*Task input*.
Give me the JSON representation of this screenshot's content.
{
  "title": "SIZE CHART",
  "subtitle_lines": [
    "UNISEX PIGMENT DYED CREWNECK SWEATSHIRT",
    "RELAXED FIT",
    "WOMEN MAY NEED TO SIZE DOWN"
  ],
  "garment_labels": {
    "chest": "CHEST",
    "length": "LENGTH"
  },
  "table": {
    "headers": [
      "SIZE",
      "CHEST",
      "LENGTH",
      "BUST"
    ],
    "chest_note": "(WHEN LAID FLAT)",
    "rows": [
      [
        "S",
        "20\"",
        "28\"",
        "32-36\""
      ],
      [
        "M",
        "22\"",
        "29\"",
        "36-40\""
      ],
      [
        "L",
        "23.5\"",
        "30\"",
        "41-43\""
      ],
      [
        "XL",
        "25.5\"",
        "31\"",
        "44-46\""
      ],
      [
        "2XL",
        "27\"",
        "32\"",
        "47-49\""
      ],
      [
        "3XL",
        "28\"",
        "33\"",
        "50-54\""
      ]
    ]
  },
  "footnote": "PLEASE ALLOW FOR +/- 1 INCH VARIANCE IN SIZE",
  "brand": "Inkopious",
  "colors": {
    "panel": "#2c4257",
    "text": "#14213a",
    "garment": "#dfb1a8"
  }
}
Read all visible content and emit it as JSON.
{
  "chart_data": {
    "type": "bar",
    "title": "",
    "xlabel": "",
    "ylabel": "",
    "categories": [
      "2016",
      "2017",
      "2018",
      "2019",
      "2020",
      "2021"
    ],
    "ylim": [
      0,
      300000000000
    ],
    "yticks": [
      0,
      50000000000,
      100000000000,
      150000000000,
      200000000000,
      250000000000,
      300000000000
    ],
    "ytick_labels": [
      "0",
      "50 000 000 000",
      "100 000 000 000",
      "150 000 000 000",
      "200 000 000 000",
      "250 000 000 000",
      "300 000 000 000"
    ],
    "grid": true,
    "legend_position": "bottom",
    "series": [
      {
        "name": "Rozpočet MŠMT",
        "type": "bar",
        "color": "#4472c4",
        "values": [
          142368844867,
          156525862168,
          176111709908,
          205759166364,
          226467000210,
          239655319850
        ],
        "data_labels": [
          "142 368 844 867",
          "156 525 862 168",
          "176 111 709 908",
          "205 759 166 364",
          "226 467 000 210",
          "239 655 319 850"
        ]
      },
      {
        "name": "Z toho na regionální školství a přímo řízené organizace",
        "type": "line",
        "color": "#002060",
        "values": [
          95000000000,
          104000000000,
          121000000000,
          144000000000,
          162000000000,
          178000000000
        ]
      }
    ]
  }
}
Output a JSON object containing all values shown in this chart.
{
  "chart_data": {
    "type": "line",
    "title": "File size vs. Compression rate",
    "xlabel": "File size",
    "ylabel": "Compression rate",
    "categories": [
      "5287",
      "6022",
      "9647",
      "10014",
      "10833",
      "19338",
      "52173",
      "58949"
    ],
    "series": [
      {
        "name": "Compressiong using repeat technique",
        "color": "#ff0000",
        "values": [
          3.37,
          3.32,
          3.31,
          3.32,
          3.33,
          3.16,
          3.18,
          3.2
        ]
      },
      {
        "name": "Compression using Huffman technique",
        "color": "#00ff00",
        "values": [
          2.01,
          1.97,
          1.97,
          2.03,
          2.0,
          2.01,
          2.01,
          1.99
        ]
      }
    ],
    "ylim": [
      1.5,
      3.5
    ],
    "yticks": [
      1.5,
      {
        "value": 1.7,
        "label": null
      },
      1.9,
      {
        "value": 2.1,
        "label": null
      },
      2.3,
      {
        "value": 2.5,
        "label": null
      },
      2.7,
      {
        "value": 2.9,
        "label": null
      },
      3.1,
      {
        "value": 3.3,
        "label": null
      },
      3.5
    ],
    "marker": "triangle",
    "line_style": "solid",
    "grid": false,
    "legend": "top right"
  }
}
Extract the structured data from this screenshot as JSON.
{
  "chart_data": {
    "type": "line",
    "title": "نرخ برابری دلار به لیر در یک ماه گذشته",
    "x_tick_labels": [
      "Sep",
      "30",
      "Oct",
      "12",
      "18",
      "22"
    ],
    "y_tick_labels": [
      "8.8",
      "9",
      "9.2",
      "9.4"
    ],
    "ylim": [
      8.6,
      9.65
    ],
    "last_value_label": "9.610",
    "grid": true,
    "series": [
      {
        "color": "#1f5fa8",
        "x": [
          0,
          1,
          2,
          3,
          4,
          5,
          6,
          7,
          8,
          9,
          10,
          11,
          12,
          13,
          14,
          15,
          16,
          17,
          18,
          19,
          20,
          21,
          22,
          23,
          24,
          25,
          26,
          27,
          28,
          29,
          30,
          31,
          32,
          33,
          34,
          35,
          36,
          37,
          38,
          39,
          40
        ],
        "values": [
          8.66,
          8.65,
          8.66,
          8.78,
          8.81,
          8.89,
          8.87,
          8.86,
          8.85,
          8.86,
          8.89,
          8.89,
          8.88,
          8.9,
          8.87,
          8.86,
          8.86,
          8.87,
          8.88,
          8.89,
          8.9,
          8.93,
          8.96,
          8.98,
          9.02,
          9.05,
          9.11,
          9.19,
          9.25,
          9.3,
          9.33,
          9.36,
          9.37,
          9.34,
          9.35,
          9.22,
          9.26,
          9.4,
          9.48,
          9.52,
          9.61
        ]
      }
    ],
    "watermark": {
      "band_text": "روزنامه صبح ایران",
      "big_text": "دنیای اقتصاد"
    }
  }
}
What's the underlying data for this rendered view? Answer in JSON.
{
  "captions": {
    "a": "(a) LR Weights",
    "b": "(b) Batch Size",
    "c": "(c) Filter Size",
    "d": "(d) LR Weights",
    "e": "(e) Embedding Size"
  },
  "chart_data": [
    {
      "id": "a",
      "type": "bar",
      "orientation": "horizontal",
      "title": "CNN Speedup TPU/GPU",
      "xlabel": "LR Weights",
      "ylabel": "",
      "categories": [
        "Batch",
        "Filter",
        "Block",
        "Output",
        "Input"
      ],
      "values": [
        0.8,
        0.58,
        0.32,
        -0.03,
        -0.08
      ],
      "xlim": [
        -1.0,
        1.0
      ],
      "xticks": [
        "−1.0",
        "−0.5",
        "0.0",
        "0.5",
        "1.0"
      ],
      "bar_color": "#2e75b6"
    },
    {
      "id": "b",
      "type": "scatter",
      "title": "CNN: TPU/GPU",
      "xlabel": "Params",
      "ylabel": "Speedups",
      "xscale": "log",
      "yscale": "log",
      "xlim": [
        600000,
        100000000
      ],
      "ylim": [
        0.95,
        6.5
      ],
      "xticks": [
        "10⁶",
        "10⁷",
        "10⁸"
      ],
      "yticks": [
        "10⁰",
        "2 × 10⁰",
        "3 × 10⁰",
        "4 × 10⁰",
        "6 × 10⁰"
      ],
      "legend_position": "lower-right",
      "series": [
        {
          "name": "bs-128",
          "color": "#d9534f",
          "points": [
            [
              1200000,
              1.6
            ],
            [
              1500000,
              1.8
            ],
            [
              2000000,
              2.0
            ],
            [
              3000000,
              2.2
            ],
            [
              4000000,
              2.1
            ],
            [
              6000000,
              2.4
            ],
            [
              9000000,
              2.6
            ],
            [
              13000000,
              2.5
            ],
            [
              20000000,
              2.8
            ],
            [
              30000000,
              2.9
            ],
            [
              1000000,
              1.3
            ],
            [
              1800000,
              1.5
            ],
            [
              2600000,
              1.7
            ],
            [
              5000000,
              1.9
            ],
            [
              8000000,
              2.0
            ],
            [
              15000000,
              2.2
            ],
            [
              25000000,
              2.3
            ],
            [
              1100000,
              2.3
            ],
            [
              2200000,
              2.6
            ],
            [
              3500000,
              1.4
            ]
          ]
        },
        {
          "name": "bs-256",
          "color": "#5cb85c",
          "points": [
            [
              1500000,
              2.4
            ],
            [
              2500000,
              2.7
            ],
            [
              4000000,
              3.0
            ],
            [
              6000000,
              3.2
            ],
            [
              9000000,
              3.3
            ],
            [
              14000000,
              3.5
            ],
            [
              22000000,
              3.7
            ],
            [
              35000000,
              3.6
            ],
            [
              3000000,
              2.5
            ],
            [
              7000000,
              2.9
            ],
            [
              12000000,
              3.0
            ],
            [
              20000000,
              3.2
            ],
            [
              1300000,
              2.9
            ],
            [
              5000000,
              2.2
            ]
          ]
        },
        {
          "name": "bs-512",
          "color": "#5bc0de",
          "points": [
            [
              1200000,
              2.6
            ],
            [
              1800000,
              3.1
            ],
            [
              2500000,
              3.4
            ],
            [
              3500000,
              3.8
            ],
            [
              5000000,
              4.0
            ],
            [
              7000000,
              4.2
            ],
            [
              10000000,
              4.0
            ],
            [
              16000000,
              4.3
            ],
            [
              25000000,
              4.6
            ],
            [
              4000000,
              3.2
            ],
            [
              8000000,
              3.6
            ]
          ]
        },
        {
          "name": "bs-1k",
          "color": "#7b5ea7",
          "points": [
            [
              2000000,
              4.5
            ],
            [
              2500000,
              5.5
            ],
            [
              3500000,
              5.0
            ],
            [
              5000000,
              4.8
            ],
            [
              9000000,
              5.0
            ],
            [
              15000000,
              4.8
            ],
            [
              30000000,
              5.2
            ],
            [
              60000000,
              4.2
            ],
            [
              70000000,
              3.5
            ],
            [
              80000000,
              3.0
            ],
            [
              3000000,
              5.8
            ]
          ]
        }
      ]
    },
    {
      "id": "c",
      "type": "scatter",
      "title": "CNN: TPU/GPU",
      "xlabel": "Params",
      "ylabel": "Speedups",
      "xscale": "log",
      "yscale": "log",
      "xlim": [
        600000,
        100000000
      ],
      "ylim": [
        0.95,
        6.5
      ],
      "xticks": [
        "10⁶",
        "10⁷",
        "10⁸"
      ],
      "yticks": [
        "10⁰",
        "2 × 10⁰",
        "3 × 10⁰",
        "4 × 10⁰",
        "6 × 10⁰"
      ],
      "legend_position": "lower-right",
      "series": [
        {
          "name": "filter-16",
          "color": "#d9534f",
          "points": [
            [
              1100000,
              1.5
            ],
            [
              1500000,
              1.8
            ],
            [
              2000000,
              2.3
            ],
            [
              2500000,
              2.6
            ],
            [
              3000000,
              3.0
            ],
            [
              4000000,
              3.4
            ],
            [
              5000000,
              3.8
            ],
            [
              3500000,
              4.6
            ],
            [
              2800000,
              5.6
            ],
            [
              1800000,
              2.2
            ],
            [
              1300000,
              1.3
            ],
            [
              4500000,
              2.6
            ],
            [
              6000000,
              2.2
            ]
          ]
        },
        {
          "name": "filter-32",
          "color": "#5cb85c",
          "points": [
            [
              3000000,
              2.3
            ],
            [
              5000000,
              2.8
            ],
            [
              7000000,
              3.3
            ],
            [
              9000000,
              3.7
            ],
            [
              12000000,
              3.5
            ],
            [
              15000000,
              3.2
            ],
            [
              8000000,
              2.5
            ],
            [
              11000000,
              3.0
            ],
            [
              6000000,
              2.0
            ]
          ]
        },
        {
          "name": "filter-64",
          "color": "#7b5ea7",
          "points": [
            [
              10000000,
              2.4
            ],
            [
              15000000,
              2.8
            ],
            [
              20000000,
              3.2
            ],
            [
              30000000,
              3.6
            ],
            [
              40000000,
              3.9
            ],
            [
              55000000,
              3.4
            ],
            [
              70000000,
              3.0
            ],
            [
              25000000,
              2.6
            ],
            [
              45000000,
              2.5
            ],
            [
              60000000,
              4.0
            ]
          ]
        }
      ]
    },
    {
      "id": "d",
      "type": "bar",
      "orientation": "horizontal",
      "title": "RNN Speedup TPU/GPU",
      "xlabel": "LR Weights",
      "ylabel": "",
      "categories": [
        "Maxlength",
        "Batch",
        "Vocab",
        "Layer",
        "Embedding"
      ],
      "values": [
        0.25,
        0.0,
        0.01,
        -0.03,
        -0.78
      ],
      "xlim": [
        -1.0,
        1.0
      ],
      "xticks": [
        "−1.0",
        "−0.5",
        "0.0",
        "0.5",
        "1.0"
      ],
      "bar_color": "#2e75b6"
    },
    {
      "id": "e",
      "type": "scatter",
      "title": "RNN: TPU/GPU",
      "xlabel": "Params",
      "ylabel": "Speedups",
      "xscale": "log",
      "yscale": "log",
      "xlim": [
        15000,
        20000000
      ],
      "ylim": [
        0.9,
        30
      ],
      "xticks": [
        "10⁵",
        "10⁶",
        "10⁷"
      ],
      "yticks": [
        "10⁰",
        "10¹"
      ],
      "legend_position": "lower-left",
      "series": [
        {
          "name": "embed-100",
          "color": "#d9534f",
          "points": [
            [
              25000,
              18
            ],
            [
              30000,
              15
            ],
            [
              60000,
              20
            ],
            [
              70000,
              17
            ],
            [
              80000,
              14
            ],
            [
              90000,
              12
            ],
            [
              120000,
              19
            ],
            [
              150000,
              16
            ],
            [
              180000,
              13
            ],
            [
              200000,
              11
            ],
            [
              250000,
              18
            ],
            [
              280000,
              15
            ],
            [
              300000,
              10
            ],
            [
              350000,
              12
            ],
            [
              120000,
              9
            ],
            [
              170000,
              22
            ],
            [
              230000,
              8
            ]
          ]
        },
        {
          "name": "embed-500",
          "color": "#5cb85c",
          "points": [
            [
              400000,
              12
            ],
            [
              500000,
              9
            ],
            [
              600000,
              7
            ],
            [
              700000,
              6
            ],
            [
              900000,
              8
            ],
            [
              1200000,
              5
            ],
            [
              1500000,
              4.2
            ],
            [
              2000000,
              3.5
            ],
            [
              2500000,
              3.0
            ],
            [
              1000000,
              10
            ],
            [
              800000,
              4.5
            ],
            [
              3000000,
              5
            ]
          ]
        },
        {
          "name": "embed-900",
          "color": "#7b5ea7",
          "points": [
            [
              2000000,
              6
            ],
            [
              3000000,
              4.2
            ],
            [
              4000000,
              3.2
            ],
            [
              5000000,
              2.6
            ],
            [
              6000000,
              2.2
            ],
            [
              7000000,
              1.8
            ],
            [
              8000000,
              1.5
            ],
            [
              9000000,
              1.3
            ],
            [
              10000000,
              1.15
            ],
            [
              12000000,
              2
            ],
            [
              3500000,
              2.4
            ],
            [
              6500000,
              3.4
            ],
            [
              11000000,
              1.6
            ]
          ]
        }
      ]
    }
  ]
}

*Short exercise*. Identify every line where the string "File" appears.

*Written reply*.
    "title": "File size vs. Compression rate",
    "xlabel": "File size",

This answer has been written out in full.